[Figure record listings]
------------------------------------------------

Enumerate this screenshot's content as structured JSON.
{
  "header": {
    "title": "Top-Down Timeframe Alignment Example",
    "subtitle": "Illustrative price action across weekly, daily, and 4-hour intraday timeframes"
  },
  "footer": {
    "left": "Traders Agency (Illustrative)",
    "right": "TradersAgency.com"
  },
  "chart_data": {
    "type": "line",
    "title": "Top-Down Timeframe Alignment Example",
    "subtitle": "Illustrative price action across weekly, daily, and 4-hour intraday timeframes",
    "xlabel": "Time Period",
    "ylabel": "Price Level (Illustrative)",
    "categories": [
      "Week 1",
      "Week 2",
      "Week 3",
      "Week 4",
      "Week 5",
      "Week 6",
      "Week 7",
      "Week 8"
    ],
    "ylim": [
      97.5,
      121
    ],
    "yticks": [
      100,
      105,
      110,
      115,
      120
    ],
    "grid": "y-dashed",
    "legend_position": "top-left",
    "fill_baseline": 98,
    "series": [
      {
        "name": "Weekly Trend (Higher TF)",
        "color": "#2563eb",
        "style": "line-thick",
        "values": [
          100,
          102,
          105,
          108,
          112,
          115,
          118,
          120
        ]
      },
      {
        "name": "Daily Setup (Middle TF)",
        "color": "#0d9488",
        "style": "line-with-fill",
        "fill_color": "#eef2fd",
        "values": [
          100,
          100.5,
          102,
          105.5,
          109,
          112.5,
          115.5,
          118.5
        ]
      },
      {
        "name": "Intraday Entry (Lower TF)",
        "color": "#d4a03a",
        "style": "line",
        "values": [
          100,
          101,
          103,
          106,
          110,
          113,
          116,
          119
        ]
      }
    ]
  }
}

------------------------------------------------

→ Work to do
Using the data above, return each line exactly as written.

→ Correct result
Enumerate this screenshot's content as structured JSON.
{
  "header": {
    "title": "Top-Down Timeframe Alignment Example",
    "subtitle": "Illustrative price action across weekly, daily, and 4-hour intraday timeframes"
  },
  "footer": {
    "left": "Traders Agency (Illustrative)",
    "right": "TradersAgency.com"
  },
  "chart_data": {
    "type": "line",
    "title": "Top-Down Timeframe Alignment Example",
    "subtitle": "Illustrative price action across weekly, daily, and 4-hour intraday timeframes",
    "xlabel": "Time Period",
    "ylabel": "Price Level (Illustrative)",
    "categories": [
      "Week 1",
      "Week 2",
      "Week 3",
      "Week 4",
      "Week 5",
      "Week 6",
      "Week 7",
      "Week 8"
    ],
    "ylim": [
      97.5,
      121
    ],
    "yticks": [
      100,
      105,
      110,
      115,
      120
    ],
    "grid": "y-dashed",
    "legend_position": "top-left",
    "fill_baseline": 98,
    "series": [
      {
        "name": "Weekly Trend (Higher TF)",
        "color": "#2563eb",
        "style": "line-thick",
        "values": [
          100,
          102,
          105,
          108,
          112,
          115,
          118,
          120
        ]
      },
      {
        "name": "Daily Setup (Middle TF)",
        "color": "#0d9488",
        "style": "line-with-fill",
        "fill_color": "#eef2fd",
        "values": [
          100,
          100.5,
          102,
          105.5,
          109,
          112.5,
          115.5,
          118.5
        ]
      },
      {
        "name": "Intraday Entry (Lower TF)",
        "color": "#d4a03a",
        "style": "line",
        "values": [
          100,
          101,
          103,
          106,
          110,
          113,
          116,
          119
        ]
      }
    ]
  }
}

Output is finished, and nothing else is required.